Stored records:
- - - - -

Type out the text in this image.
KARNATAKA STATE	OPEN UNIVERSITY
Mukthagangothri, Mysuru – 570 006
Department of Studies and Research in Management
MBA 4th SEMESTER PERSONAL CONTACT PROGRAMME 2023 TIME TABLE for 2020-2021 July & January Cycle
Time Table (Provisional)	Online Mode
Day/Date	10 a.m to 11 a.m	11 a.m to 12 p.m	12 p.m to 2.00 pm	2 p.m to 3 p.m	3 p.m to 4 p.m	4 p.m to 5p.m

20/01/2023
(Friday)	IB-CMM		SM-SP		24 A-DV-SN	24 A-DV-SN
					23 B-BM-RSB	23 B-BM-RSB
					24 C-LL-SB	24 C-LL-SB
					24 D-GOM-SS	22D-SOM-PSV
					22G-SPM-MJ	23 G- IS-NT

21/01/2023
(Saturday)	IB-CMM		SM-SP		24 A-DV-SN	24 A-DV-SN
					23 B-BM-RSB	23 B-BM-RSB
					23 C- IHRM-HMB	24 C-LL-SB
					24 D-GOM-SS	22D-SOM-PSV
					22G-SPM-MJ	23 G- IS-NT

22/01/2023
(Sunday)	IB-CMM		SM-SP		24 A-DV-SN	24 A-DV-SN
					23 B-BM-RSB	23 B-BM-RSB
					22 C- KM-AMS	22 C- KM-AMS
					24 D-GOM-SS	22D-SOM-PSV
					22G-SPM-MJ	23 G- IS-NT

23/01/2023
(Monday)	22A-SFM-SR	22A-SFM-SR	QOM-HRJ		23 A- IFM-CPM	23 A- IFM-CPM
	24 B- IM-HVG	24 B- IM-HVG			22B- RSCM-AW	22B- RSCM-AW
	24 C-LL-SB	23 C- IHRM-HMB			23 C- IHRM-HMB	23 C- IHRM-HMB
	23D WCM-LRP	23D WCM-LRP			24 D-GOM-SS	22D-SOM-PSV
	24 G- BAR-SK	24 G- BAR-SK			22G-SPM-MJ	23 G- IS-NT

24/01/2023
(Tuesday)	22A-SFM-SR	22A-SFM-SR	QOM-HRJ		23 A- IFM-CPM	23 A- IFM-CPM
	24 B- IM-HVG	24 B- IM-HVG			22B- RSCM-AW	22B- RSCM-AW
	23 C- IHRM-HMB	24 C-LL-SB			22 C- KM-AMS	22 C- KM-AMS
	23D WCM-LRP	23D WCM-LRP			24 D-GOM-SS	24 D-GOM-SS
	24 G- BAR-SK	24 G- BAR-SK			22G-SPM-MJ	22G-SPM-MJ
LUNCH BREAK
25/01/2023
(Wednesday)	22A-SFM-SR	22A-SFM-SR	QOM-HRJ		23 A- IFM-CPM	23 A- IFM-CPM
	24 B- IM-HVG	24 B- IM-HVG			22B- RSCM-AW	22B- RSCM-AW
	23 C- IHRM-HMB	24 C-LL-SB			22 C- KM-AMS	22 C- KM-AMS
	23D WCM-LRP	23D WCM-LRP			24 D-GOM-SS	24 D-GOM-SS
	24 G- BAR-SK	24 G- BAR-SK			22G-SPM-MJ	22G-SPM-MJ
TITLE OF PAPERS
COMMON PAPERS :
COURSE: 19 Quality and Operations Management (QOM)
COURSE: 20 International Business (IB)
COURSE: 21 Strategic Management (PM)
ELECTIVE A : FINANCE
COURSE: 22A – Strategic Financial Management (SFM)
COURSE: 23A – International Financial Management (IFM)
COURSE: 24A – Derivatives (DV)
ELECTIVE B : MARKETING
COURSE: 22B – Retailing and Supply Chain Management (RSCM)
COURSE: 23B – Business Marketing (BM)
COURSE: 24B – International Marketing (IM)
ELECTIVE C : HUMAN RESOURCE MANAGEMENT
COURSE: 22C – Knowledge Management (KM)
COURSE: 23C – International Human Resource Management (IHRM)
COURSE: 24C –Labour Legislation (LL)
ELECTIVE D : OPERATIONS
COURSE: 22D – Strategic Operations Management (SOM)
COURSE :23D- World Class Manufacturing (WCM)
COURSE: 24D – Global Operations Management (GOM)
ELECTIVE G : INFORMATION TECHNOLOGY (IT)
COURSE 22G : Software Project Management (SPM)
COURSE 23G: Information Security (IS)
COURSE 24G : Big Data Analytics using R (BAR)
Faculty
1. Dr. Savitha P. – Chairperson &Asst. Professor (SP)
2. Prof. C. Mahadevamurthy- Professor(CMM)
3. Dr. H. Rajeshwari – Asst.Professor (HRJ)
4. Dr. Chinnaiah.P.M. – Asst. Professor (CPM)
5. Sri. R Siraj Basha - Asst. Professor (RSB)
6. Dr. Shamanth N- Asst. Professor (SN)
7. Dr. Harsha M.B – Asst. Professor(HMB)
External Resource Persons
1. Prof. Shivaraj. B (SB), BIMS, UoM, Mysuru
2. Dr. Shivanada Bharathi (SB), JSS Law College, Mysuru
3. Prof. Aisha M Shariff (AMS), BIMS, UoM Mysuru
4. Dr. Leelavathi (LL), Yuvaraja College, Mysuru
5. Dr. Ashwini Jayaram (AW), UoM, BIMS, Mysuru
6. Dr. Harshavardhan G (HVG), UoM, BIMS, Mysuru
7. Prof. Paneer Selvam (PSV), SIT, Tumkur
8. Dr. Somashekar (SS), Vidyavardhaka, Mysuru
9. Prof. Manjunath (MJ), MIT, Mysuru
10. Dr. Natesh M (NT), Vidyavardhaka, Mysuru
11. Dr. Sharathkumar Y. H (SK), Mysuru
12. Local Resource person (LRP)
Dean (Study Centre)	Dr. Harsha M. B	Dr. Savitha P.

- - - - -

PROBLEM REQUIREMENTS ▸
Where a line holds "IHRM", copy it out.

RESPONSE FOR THIS EXERCISE ▸
					23 C- IHRM-HMB	24 C-LL-SB
	24 C-LL-SB	23 C- IHRM-HMB			23 C- IHRM-HMB	23 C- IHRM-HMB
	23 C- IHRM-HMB	24 C-LL-SB			22 C- KM-AMS	22 C- KM-AMS
	23 C- IHRM-HMB	24 C-LL-SB			22 C- KM-AMS	22 C- KM-AMS
COURSE: 23C – International Human Resource Management (IHRM)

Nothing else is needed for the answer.